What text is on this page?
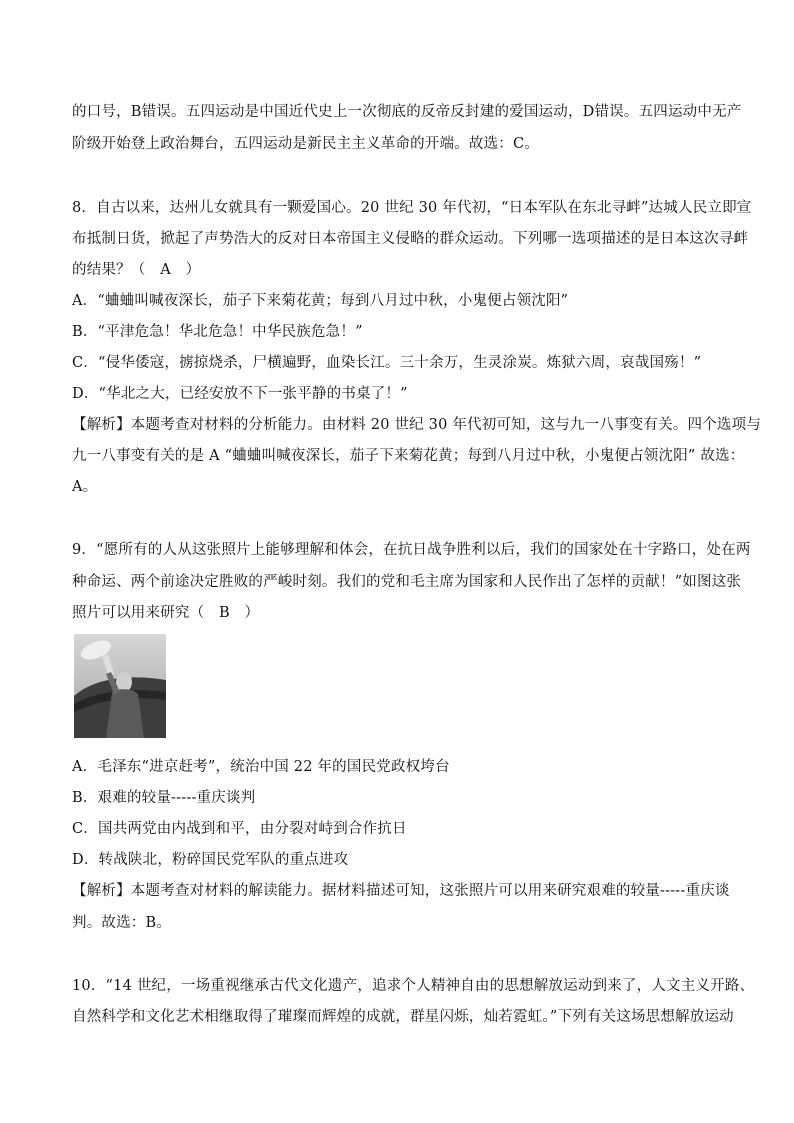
的口号，B错误。五四运动是中国近代史上一次彻底的反帝反封建的爱国运动，D错误。五四运动中无产
阶级开始登上政治舞台，五四运动是新民主主义革命的开端。故选：C。
8．自古以来，达州儿女就具有一颗爱国心。20 世纪 30 年代初，“日本军队在东北寻衅”达城人民立即宣
布抵制日货，掀起了声势浩大的反对日本帝国主义侵略的群众运动。下列哪一选项描述的是日本这次寻衅
的结果？（　A　）
A．“蛐蛐叫喊夜深长，茄子下来菊花黄；每到八月过中秋，小鬼便占领沈阳”
B．“平津危急！华北危急！中华民族危急！”
C．“侵华倭寇，掳掠烧杀，尸横遍野，血染长江。三十余万，生灵涂炭。炼狱六周，哀哉国殇！”
D．“华北之大，已经安放不下一张平静的书桌了！”
【解析】本题考查对材料的分析能力。由材料 20 世纪 30 年代初可知，这与九一八事变有关。四个选项与
九一八事变有关的是 A “蛐蛐叫喊夜深长，茄子下来菊花黄；每到八月过中秋，小鬼便占领沈阳” 故选：
A。
9．“愿所有的人从这张照片上能够理解和体会，在抗日战争胜利以后，我们的国家处在十字路口，处在两
种命运、两个前途决定胜败的严峻时刻。我们的党和毛主席为国家和人民作出了怎样的贡献！”如图这张
照片可以用来研究（　B　）
A．毛泽东“进京赶考”，统治中国 22 年的国民党政权垮台
B．艰难的较量-----重庆谈判
C．国共两党由内战到和平，由分裂对峙到合作抗日
D．转战陕北，粉碎国民党军队的重点进攻
【解析】本题考查对材料的解读能力。据材料描述可知，这张照片可以用来研究艰难的较量-----重庆谈
判。故选：B。
10．“14 世纪，一场重视继承古代文化遗产，追求个人精神自由的思想解放运动到来了，人文主义开路、
自然科学和文化艺术相继取得了璀璨而辉煌的成就，群星闪烁，灿若霓虹。”下列有关这场思想解放运动
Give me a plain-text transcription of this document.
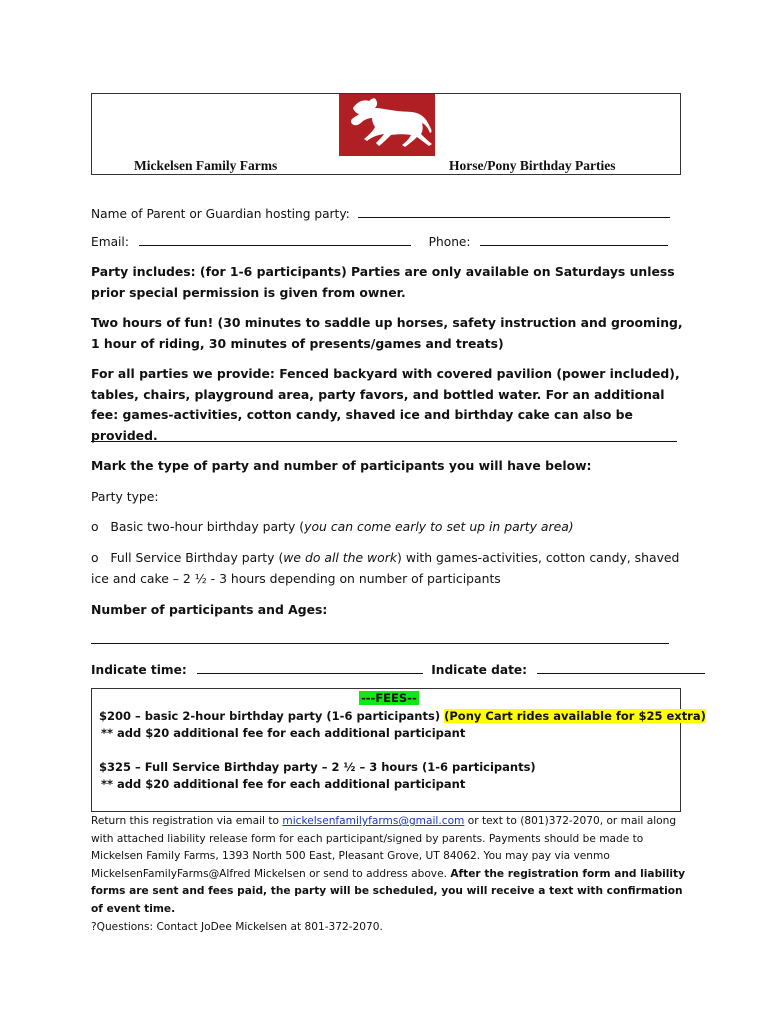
Mickelsen Family Farms	Horse/Pony Birthday Parties
Name of Parent or Guardian hosting party:
Email:	Phone:
Party includes: (for 1-6 participants) Parties are only available on Saturdays unless prior special permission is given from owner.
Two hours of fun! (30 minutes to saddle up horses, safety instruction and grooming, 1 hour of riding, 30 minutes of presents/games and treats)
For all parties we provide: Fenced backyard with covered pavilion (power included), tables, chairs, playground area, party favors, and bottled water. For an additional fee: games-activities, cotton candy, shaved ice and birthday cake can also be provided.
Mark the type of party and number of participants you will have below:
Party type:
o Basic two-hour birthday party (you can come early to set up in party area)
o Full Service Birthday party (we do all the work) with games-activities, cotton candy, shaved ice and cake – 2 ½ - 3 hours depending on number of participants
Number of participants and Ages:
Indicate time:	Indicate date:
---FEES--
$200 – basic 2-hour birthday party (1-6 participants) (Pony Cart rides available for $25 extra)
** add $20 additional fee for each additional participant
$325 – Full Service Birthday party – 2 ½ – 3 hours (1-6 participants)
** add $20 additional fee for each additional participant
Return this registration via email to mickelsenfamilyfarms@gmail.com or text to (801)372-2070, or mail along with attached liability release form for each participant/signed by parents. Payments should be made to Mickelsen Family Farms, 1393 North 500 East, Pleasant Grove, UT 84062. You may pay via venmo MickelsenFamilyFarms@Alfred Mickelsen or send to address above. After the registration form and liability forms are sent and fees paid, the party will be scheduled, you will receive a text with confirmation of event time.
?Questions: Contact JoDee Mickelsen at 801-372-2070.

--- --- ---

▸ Directions for this task
Search the records for the string "茄子下来菊花黄" and return every line in which it occurs.

▸ Answer below
A．“蛐蛐叫喊夜深长，茄子下来菊花黄；每到八月过中秋，小鬼便占领沈阳”
九一八事变有关的是 A “蛐蛐叫喊夜深长，茄子下来菊花黄；每到八月过中秋，小鬼便占领沈阳” 故选：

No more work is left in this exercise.